* _The exercise_
For the material that follows, list every line containing the word "المضرب".

* _Entries provided_
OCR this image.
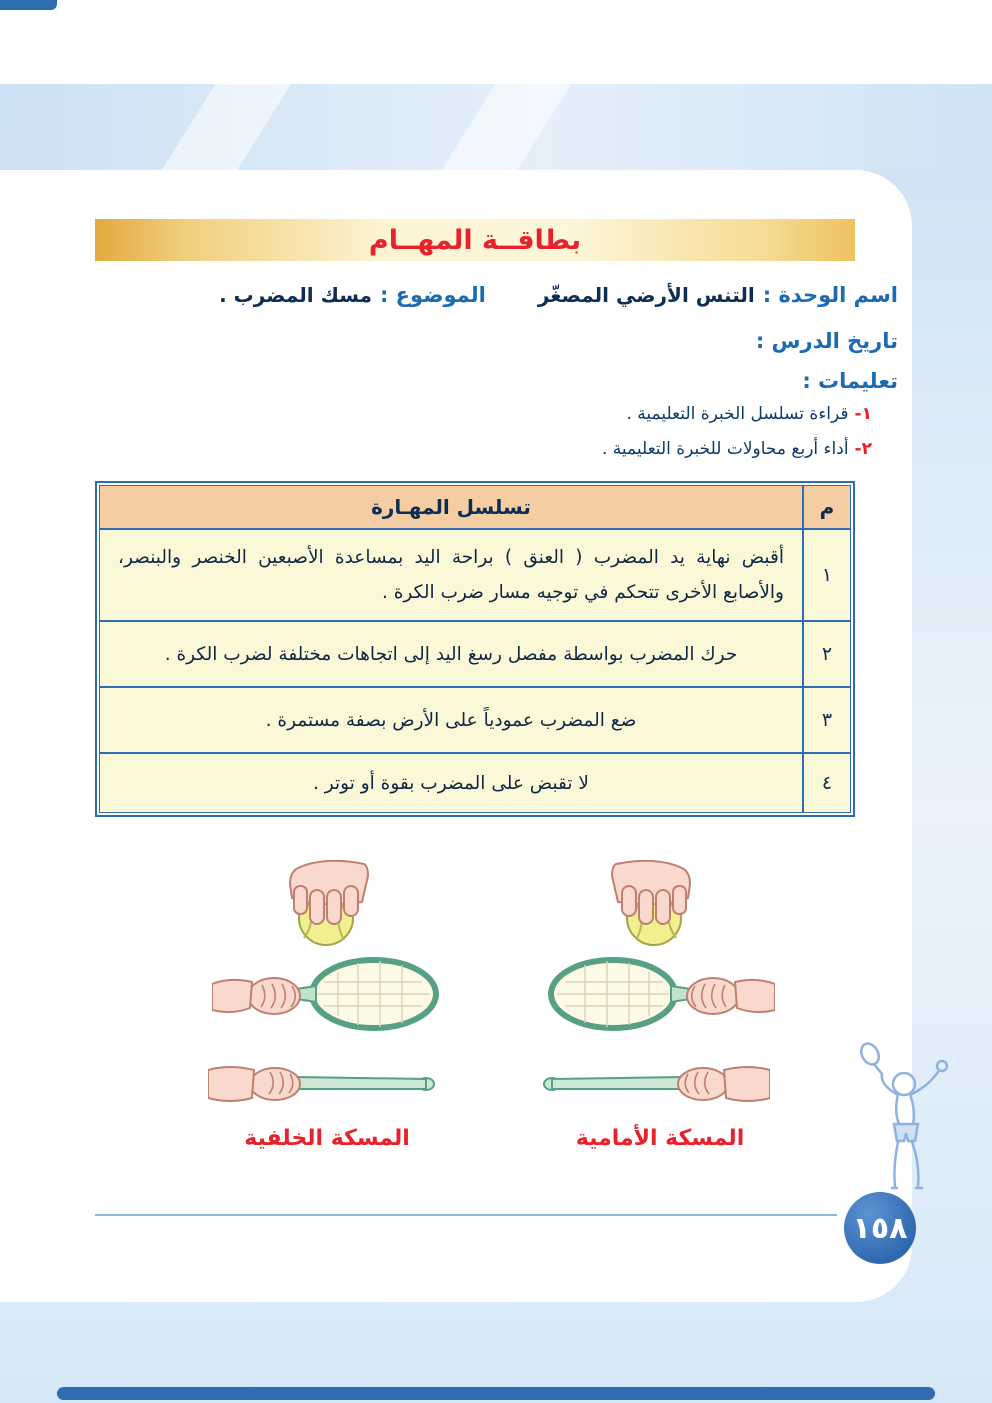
بطاقــة المهــام
اسم الوحدة :
التنس الأرضي المصغّر
الموضوع :
مسك المضرب .
تاريخ الدرس :
تعليمات :
١-قراءة تسلسل الخبرة التعليمية .
٢-أداء أربع محاولات للخبرة التعليمية .
م
تسلسل المهـارة
١

أقبض نهاية يد المضرب ( العنق ) براحة اليد بمساعدة الأصبعين الخنصر والبنصر، والأصابع الأخرى تتحكم في توجيه مسار ضرب الكرة .

٢

حرك المضرب بواسطة مفصل رسغ اليد إلى اتجاهات مختلفة لضرب الكرة .

٣

ضع المضرب عمودياً على الأرض بصفة مستمرة .

٤

لا تقبض على المضرب بقوة أو توتر .

المسكة الأمامية
المسكة الخلفية
١٥٨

* _Complete output_
مسك المضرب .
أقبض نهاية يد المضرب ( العنق ) براحة اليد بمساعدة الأصبعين الخنصر والبنصر، والأصابع الأخرى تتحكم في توجيه مسار ضرب الكرة .
حرك المضرب بواسطة مفصل رسغ اليد إلى اتجاهات مختلفة لضرب الكرة .
ضع المضرب عمودياً على الأرض بصفة مستمرة .
لا تقبض على المضرب بقوة أو توتر .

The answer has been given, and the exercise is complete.